** Start of Dataset excerpts **

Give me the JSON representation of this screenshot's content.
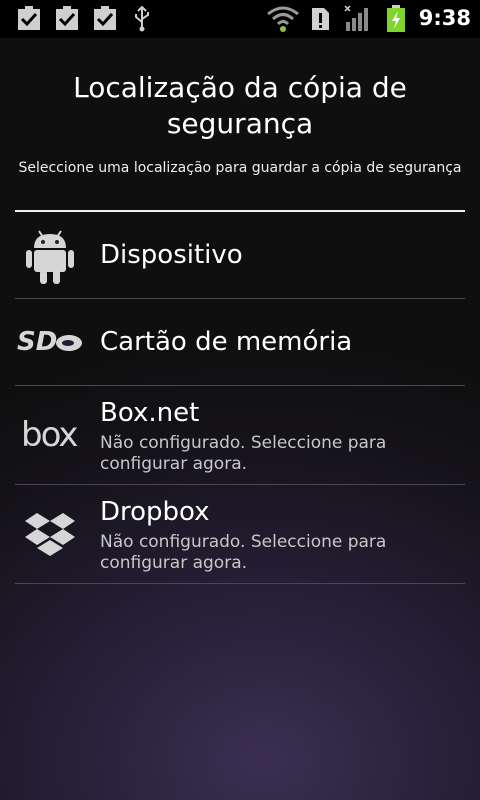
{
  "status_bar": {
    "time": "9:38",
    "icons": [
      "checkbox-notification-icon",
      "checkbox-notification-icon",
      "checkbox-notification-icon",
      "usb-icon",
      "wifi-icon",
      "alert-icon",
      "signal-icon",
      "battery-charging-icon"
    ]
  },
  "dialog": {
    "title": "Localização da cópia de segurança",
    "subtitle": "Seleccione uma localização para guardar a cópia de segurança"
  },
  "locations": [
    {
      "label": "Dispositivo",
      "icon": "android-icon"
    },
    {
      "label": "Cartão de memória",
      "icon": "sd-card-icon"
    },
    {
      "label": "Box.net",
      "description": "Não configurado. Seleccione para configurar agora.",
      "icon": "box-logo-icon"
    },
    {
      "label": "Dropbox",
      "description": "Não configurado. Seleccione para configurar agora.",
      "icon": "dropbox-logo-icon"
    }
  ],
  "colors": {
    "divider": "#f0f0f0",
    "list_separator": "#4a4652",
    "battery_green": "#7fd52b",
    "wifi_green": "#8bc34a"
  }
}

** End of Dataset excerpts **

• [Exercise goal] Your copy should match the records word for word, with the pictures removed.

• [Completed exercise]
Give me the JSON representation of this screenshot's content.
{
  "status_bar": {
    "time": "9:38",
    "icons": [
      "checkbox-notification-icon",
      "checkbox-notification-icon",
      "checkbox-notification-icon",
      "usb-icon",
      "wifi-icon",
      "alert-icon",
      "signal-icon",
      "battery-charging-icon"
    ]
  },
  "dialog": {
    "title": "Localização da cópia de segurança",
    "subtitle": "Seleccione uma localização para guardar a cópia de segurança"
  },
  "locations": [
    {
      "label": "Dispositivo",
      "icon": "android-icon"
    },
    {
      "label": "Cartão de memória",
      "icon": "sd-card-icon"
    },
    {
      "label": "Box.net",
      "description": "Não configurado. Seleccione para configurar agora.",
      "icon": "box-logo-icon"
    },
    {
      "label": "Dropbox",
      "description": "Não configurado. Seleccione para configurar agora.",
      "icon": "dropbox-logo-icon"
    }
  ],
  "colors": {
    "divider": "#f0f0f0",
    "list_separator": "#4a4652",
    "battery_green": "#7fd52b",
    "wifi_green": "#8bc34a"
  }
}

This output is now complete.